*Document*:
OpenShift brain dump
This is a collection of notes on the installation of Openshift, which at some point I will turn into a proper design for an OpenShift host on KVM.
URLs
- Computingforgeeks Openshift KVM instructions
- RedHat OpenShift installation instructions
- RedHat: Installing an OpenShift cluster on any platform
- OpenShift: installing a bare metal cluster
- Line-by-line explanation of install-config.yaml at IBM
Setup
Openshift uses virtual machines, named nodes. There are several types of node here.
- bootstrap - First node in the network, to be disposed of later.
- control plane - Configuration and control (formerly master?)
- compute - Worker nodes that run the actual workload.
These are some of the variables required We will want to support more clusters in the future so I am designing the variables to accommodate this. The first OKD cluster will be named "okd" and use the "okd.nerdhole.me.uk" DNS domain. This DNS domain will be served by the main server. The okd part in okd.clusters.okd is the name of the first cluster.

*Provided material*:

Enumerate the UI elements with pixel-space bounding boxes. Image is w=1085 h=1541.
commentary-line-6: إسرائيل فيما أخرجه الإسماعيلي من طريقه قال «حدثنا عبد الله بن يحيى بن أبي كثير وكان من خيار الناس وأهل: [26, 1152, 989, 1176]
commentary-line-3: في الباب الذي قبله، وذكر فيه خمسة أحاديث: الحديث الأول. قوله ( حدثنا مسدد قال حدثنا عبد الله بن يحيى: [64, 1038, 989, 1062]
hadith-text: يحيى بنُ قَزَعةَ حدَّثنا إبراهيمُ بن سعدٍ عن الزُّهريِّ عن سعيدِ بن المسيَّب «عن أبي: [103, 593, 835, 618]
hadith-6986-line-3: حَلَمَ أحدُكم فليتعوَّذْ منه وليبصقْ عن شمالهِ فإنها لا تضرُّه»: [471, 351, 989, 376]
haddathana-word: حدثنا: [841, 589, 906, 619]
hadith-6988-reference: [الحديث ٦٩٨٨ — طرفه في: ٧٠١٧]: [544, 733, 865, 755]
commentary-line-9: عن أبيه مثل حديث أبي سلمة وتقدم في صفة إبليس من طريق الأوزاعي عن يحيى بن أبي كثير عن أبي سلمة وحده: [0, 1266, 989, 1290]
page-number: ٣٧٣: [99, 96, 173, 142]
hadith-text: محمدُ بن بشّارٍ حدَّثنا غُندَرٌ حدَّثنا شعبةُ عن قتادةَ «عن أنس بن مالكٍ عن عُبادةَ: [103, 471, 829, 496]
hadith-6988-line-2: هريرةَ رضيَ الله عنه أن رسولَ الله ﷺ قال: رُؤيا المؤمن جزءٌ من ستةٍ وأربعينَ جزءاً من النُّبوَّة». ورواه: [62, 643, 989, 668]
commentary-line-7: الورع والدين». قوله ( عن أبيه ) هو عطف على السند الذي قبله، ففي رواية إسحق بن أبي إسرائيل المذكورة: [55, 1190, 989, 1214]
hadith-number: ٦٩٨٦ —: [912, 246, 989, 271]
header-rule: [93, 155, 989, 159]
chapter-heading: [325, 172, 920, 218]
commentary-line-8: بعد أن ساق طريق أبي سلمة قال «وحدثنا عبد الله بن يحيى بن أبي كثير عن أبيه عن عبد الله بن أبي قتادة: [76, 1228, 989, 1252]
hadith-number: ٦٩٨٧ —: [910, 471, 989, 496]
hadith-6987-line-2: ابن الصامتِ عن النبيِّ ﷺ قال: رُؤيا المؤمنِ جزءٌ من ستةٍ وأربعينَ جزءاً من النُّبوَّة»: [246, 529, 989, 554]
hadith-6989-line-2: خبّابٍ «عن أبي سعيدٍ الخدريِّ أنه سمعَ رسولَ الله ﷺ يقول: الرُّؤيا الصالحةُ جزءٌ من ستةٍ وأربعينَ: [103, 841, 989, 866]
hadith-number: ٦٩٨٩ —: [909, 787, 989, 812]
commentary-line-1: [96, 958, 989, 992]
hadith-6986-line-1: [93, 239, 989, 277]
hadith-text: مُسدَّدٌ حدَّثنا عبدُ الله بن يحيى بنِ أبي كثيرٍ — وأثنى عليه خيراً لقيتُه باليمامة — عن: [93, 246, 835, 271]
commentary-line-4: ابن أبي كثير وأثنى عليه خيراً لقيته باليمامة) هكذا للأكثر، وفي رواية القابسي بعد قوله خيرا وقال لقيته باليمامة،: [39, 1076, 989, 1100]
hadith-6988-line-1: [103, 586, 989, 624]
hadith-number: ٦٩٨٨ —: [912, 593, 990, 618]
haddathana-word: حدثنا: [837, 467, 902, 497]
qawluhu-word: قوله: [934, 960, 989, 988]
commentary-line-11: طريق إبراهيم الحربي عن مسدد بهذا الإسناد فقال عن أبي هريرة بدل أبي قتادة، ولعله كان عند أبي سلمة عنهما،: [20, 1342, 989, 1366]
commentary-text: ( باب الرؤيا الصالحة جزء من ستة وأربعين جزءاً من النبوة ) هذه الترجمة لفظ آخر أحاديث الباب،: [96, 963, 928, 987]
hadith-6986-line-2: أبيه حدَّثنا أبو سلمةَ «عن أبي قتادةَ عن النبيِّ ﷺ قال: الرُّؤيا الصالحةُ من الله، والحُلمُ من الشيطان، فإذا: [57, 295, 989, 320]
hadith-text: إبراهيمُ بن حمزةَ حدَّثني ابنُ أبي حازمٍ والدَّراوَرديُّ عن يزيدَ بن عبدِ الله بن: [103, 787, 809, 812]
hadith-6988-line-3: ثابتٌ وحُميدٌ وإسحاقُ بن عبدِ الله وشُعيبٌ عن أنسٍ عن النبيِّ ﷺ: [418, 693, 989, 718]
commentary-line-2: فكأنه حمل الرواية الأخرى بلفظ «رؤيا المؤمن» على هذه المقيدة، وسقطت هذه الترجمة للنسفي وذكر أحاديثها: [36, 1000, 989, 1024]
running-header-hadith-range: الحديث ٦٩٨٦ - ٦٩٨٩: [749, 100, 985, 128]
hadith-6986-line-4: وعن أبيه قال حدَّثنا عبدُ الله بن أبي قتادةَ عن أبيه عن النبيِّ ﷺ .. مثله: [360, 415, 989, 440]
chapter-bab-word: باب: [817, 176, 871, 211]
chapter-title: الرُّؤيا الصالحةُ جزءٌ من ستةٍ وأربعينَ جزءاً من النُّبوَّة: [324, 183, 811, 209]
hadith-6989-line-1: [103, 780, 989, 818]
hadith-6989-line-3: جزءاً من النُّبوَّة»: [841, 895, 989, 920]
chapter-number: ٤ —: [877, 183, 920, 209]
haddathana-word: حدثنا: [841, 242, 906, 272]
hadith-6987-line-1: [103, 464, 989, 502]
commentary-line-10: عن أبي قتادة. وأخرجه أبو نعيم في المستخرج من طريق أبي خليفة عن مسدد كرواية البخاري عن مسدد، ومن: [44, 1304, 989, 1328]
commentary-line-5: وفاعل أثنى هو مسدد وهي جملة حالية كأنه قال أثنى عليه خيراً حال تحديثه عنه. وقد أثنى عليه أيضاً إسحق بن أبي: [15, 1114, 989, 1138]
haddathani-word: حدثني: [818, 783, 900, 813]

*Request*: Retype the stretch from "- compute - Worker" through "the first cluster." of the OpenShift notes above.

*Written solution*:
- compute - Worker nodes that run the actual workload.
These are some of the variables required We will want to support more clusters in the future so I am designing the variables to accommodate this. The first OKD cluster will be named "okd" and use the "okd.nerdhole.me.uk" DNS domain. This DNS domain will be served by the main server. The okd part in okd.clusters.okd is the name of the first cluster.